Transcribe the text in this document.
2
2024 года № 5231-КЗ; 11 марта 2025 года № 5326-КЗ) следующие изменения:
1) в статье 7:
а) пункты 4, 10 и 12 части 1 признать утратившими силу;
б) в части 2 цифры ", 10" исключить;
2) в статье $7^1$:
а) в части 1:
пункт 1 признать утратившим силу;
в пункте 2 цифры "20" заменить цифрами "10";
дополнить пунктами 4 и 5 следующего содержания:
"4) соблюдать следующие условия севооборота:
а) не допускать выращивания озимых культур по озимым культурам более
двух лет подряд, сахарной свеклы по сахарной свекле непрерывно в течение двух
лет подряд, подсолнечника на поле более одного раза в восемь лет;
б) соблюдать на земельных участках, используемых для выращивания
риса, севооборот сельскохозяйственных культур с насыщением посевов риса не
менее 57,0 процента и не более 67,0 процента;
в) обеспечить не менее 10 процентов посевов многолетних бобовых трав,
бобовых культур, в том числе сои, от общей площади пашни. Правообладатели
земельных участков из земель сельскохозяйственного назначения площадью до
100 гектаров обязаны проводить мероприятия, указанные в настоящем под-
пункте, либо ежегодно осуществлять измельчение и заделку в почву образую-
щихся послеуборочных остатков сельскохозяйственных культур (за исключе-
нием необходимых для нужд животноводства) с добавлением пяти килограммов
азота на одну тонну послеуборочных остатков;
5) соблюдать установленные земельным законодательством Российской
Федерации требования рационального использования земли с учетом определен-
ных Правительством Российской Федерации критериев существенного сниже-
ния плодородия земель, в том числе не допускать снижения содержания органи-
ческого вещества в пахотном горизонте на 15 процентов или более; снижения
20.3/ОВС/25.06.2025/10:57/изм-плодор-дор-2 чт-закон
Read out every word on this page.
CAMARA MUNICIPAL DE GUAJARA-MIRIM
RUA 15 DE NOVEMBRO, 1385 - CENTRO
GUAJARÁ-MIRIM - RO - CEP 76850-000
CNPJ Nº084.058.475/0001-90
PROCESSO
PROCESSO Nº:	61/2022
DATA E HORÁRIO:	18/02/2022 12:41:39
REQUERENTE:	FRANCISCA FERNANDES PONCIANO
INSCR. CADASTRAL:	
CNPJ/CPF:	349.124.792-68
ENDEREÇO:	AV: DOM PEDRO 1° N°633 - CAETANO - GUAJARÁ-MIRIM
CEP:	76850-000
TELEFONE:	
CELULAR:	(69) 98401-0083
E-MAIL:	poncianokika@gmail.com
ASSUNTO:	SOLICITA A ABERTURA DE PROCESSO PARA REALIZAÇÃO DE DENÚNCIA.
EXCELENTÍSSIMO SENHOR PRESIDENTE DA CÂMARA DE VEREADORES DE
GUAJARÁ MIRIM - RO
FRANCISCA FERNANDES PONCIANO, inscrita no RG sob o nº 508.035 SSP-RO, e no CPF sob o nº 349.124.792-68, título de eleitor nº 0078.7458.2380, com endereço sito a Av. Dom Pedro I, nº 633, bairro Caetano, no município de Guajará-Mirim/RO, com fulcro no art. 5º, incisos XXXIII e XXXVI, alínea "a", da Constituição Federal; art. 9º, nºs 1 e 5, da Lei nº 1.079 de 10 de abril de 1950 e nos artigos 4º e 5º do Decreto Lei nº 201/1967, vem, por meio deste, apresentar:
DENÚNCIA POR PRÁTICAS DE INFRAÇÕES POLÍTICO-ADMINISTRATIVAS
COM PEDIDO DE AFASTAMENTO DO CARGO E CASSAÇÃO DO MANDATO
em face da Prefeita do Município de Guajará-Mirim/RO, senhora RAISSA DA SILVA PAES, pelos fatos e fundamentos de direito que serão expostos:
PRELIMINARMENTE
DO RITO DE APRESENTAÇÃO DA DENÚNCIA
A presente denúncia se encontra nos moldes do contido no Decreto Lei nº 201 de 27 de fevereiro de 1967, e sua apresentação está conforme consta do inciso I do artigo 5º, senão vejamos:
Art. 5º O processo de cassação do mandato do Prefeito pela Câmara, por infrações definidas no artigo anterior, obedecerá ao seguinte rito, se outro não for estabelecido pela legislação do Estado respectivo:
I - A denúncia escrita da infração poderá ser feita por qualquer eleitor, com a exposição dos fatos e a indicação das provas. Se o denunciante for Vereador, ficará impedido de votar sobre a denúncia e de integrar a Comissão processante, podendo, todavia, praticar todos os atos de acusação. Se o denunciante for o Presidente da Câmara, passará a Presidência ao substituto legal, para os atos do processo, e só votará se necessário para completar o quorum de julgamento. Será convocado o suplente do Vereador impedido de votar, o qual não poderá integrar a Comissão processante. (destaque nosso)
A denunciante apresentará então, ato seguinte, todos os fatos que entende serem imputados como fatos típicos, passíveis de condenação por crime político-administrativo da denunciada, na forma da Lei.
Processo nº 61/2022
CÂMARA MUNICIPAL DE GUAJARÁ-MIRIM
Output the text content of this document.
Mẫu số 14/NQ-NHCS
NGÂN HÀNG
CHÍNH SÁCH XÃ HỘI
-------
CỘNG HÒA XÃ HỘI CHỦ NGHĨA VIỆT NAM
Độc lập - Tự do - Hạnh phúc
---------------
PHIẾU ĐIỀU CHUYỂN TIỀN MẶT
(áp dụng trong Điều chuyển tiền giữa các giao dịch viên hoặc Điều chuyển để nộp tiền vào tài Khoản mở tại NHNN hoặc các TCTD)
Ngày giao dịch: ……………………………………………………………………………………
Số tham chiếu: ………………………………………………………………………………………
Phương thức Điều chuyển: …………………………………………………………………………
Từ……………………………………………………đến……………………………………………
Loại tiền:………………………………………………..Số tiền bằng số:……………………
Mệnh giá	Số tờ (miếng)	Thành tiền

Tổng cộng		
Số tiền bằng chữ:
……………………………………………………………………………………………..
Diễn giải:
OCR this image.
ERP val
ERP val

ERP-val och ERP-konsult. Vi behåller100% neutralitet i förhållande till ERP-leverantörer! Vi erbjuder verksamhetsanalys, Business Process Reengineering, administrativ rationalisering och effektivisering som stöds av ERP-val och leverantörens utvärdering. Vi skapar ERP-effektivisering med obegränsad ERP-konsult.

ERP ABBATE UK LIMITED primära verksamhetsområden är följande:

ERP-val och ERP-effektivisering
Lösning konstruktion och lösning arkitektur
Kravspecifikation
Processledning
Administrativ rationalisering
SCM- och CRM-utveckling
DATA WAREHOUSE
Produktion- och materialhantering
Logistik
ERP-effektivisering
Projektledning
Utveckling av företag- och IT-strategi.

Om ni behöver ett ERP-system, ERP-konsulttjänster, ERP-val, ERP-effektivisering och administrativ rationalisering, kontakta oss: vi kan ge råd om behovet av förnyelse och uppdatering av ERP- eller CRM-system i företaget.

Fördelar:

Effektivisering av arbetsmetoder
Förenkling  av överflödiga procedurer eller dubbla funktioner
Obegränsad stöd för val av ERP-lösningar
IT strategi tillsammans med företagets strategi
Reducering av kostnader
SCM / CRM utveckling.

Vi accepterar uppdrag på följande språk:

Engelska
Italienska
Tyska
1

************

Task brief: Which lines contain the word "DATA"? Copy each one.

Worked solution:
DATA E HORÁRIO:	18/02/2022 12:41:39
DATA WAREHOUSE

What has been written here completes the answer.